TO DO ▸ Extract the full set of records, then give each one again exactly.

PROVIDED DATA ▸
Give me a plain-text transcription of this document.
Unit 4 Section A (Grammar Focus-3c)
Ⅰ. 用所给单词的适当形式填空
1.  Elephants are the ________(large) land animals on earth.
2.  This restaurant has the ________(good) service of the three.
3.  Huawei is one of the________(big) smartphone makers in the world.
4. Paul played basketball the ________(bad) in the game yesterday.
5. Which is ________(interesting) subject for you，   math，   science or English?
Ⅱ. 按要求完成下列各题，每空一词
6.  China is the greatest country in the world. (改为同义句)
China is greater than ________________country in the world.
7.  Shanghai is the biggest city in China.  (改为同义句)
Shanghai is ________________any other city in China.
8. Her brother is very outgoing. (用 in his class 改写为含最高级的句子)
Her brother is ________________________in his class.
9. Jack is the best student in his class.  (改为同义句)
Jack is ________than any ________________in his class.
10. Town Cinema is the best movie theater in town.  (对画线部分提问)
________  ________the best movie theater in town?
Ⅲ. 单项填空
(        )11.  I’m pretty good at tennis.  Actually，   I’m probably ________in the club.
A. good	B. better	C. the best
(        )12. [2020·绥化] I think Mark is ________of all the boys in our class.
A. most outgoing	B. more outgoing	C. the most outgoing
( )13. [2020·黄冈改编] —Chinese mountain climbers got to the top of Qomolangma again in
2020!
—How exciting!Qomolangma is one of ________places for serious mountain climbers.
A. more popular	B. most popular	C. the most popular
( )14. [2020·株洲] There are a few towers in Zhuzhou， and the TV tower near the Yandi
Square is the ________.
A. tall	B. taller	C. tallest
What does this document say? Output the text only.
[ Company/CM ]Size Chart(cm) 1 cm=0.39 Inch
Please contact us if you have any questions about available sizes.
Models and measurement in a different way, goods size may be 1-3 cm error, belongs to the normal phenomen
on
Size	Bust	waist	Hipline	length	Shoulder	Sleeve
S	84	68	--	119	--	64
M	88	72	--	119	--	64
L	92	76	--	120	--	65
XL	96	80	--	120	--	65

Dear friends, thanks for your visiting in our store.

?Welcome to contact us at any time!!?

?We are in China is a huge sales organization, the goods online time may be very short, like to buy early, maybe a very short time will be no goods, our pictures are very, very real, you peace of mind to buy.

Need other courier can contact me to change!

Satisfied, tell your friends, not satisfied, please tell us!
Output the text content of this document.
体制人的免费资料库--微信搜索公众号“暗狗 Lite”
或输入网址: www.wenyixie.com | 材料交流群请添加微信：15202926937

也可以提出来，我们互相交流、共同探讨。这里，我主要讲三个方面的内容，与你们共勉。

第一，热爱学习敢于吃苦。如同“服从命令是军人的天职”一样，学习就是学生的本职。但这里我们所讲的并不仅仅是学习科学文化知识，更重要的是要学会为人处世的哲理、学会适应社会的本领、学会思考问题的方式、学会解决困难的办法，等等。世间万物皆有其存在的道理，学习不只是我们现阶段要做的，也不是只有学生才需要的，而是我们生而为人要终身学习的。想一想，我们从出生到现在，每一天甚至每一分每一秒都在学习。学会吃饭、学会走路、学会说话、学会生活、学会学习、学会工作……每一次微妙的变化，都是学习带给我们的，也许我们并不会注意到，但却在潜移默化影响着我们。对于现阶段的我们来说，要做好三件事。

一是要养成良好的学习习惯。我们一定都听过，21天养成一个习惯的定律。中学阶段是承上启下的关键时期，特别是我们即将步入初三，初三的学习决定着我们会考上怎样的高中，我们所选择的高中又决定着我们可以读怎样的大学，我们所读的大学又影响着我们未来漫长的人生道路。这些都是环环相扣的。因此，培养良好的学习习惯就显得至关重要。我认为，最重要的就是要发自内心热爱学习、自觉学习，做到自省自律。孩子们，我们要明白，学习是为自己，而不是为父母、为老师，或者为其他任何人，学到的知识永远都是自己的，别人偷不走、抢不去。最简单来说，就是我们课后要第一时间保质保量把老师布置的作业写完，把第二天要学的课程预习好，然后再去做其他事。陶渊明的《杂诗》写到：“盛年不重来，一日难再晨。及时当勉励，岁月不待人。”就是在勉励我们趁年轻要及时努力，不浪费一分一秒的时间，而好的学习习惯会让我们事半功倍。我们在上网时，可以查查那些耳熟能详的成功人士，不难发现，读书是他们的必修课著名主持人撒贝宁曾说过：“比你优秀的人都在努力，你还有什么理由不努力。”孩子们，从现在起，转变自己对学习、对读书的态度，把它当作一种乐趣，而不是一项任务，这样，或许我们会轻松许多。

WRITTEN RESPONSE ▸
Give me a plain-text transcription of this document.
Unit 4 Section A (Grammar Focus-3c)
Ⅰ. 用所给单词的适当形式填空
1.  Elephants are the ________(large) land animals on earth.
2.  This restaurant has the ________(good) service of the three.
3.  Huawei is one of the________(big) smartphone makers in the world.
4. Paul played basketball the ________(bad) in the game yesterday.
5. Which is ________(interesting) subject for you，   math，   science or English?
Ⅱ. 按要求完成下列各题，每空一词
6.  China is the greatest country in the world. (改为同义句)
China is greater than ________________country in the world.
7.  Shanghai is the biggest city in China.  (改为同义句)
Shanghai is ________________any other city in China.
8. Her brother is very outgoing. (用 in his class 改写为含最高级的句子)
Her brother is ________________________in his class.
9. Jack is the best student in his class.  (改为同义句)
Jack is ________than any ________________in his class.
10. Town Cinema is the best movie theater in town.  (对画线部分提问)
________  ________the best movie theater in town?
Ⅲ. 单项填空
(        )11.  I’m pretty good at tennis.  Actually，   I’m probably ________in the club.
A. good	B. better	C. the best
(        )12. [2020·绥化] I think Mark is ________of all the boys in our class.
A. most outgoing	B. more outgoing	C. the most outgoing
( )13. [2020·黄冈改编] —Chinese mountain climbers got to the top of Qomolangma again in
2020!
—How exciting!Qomolangma is one of ________places for serious mountain climbers.
A. more popular	B. most popular	C. the most popular
( )14. [2020·株洲] There are a few towers in Zhuzhou， and the TV tower near the Yandi
Square is the ________.
A. tall	B. taller	C. tallest
What does this document say? Output the text only.
[ Company/CM ]Size Chart(cm) 1 cm=0.39 Inch
Please contact us if you have any questions about available sizes.
Models and measurement in a different way, goods size may be 1-3 cm error, belongs to the normal phenomen
on
Size	Bust	waist	Hipline	length	Shoulder	Sleeve
S	84	68	--	119	--	64
M	88	72	--	119	--	64
L	92	76	--	120	--	65
XL	96	80	--	120	--	65

Dear friends, thanks for your visiting in our store.

?Welcome to contact us at any time!!?

?We are in China is a huge sales organization, the goods online time may be very short, like to buy early, maybe a very short time will be no goods, our pictures are very, very real, you peace of mind to buy.

Need other courier can contact me to change!

Satisfied, tell your friends, not satisfied, please tell us!
Output the text content of this document.
体制人的免费资料库--微信搜索公众号“暗狗 Lite”
或输入网址: www.wenyixie.com | 材料交流群请添加微信：15202926937

也可以提出来，我们互相交流、共同探讨。这里，我主要讲三个方面的内容，与你们共勉。

第一，热爱学习敢于吃苦。如同“服从命令是军人的天职”一样，学习就是学生的本职。但这里我们所讲的并不仅仅是学习科学文化知识，更重要的是要学会为人处世的哲理、学会适应社会的本领、学会思考问题的方式、学会解决困难的办法，等等。世间万物皆有其存在的道理，学习不只是我们现阶段要做的，也不是只有学生才需要的，而是我们生而为人要终身学习的。想一想，我们从出生到现在，每一天甚至每一分每一秒都在学习。学会吃饭、学会走路、学会说话、学会生活、学会学习、学会工作……每一次微妙的变化，都是学习带给我们的，也许我们并不会注意到，但却在潜移默化影响着我们。对于现阶段的我们来说，要做好三件事。

一是要养成良好的学习习惯。我们一定都听过，21天养成一个习惯的定律。中学阶段是承上启下的关键时期，特别是我们即将步入初三，初三的学习决定着我们会考上怎样的高中，我们所选择的高中又决定着我们可以读怎样的大学，我们所读的大学又影响着我们未来漫长的人生道路。这些都是环环相扣的。因此，培养良好的学习习惯就显得至关重要。我认为，最重要的就是要发自内心热爱学习、自觉学习，做到自省自律。孩子们，我们要明白，学习是为自己，而不是为父母、为老师，或者为其他任何人，学到的知识永远都是自己的，别人偷不走、抢不去。最简单来说，就是我们课后要第一时间保质保量把老师布置的作业写完，把第二天要学的课程预习好，然后再去做其他事。陶渊明的《杂诗》写到：“盛年不重来，一日难再晨。及时当勉励，岁月不待人。”就是在勉励我们趁年轻要及时努力，不浪费一分一秒的时间，而好的学习习惯会让我们事半功倍。我们在上网时，可以查查那些耳熟能详的成功人士，不难发现，读书是他们的必修课著名主持人撒贝宁曾说过：“比你优秀的人都在努力，你还有什么理由不努力。”孩子们，从现在起，转变自己对学习、对读书的态度，把它当作一种乐趣，而不是一项任务，这样，或许我们会轻松许多。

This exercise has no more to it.